Exercise prompt:
Write out every line below that includes the word "bakeli".

══ Entries supplied

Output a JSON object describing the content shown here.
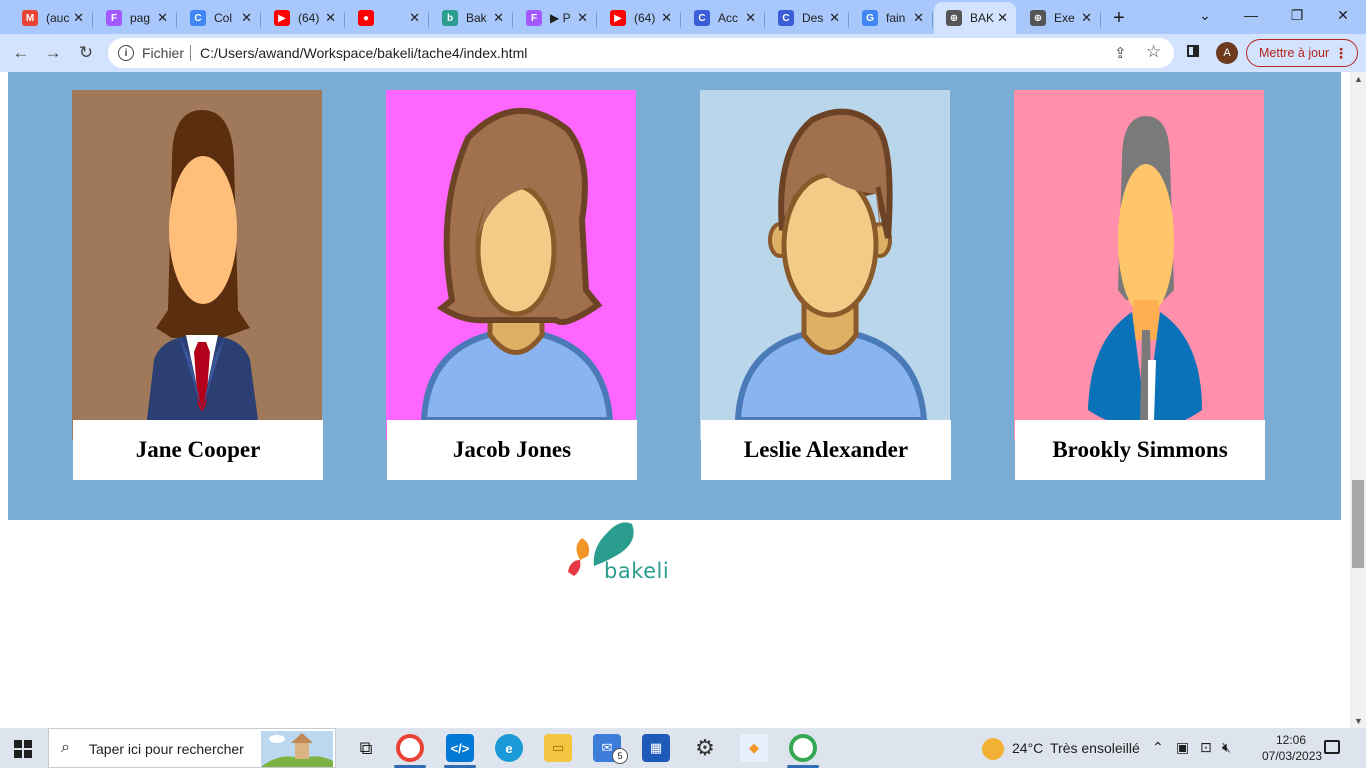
{
  "browser": {
    "tabs": [
      {
        "label": "(auc",
        "favicon": "gmail-icon",
        "color": "#ea4335",
        "glyph": "M"
      },
      {
        "label": "pag",
        "favicon": "figma-icon",
        "color": "#a259ff",
        "glyph": "F"
      },
      {
        "label": "Col",
        "favicon": "google-icon",
        "color": "#4285f4",
        "glyph": "C"
      },
      {
        "label": "(64)",
        "favicon": "youtube-icon",
        "color": "#ff0000",
        "glyph": "▶"
      },
      {
        "label": "",
        "favicon": "youtube-record-icon",
        "color": "#ff0000",
        "glyph": "●"
      },
      {
        "label": "Bak",
        "favicon": "bakeli-icon",
        "color": "#2a9d8f",
        "glyph": "b"
      },
      {
        "label": "▶ P",
        "favicon": "figma-icon",
        "color": "#a259ff",
        "glyph": "F"
      },
      {
        "label": "(64)",
        "favicon": "youtube-icon",
        "color": "#ff0000",
        "glyph": "▶"
      },
      {
        "label": "Acc",
        "favicon": "canva-icon",
        "color": "#3b5ed8",
        "glyph": "C"
      },
      {
        "label": "Des",
        "favicon": "canva-icon",
        "color": "#3b5ed8",
        "glyph": "C"
      },
      {
        "label": "fain",
        "favicon": "google-icon",
        "color": "#4285f4",
        "glyph": "G"
      },
      {
        "label": "BAK",
        "favicon": "globe-icon",
        "color": "#555555",
        "glyph": "⊕",
        "active": true
      },
      {
        "label": "Exe",
        "favicon": "globe-icon",
        "color": "#555555",
        "glyph": "⊕"
      }
    ],
    "new_tab": "+",
    "address": {
      "scheme_label": "Fichier",
      "url": "C:/Users/awand/Workspace/bakeli/tache4/index.html"
    },
    "profile_initial": "A",
    "update_label": "Mettre à jour"
  },
  "page": {
    "team": [
      {
        "name": "Jane Cooper",
        "bg": "#a0785a"
      },
      {
        "name": "Jacob Jones",
        "bg": "#ff66ff"
      },
      {
        "name": "Leslie Alexander",
        "bg": "#bad6ea"
      },
      {
        "name": "Brookly Simmons",
        "bg": "#ff8fab"
      }
    ],
    "logo_text": "bakeli"
  },
  "taskbar": {
    "search_placeholder": "Taper ici pour rechercher",
    "mail_badge": "5",
    "weather_temp": "24°C",
    "weather_desc": "Très ensoleillé",
    "time": "12:06",
    "date": "07/03/2023"
  }
}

════

Worked answer:
        "favicon": "bakeli-icon",
      "url": "C:/Users/awand/Workspace/bakeli/tache4/index.html"
    "logo_text": "bakeli"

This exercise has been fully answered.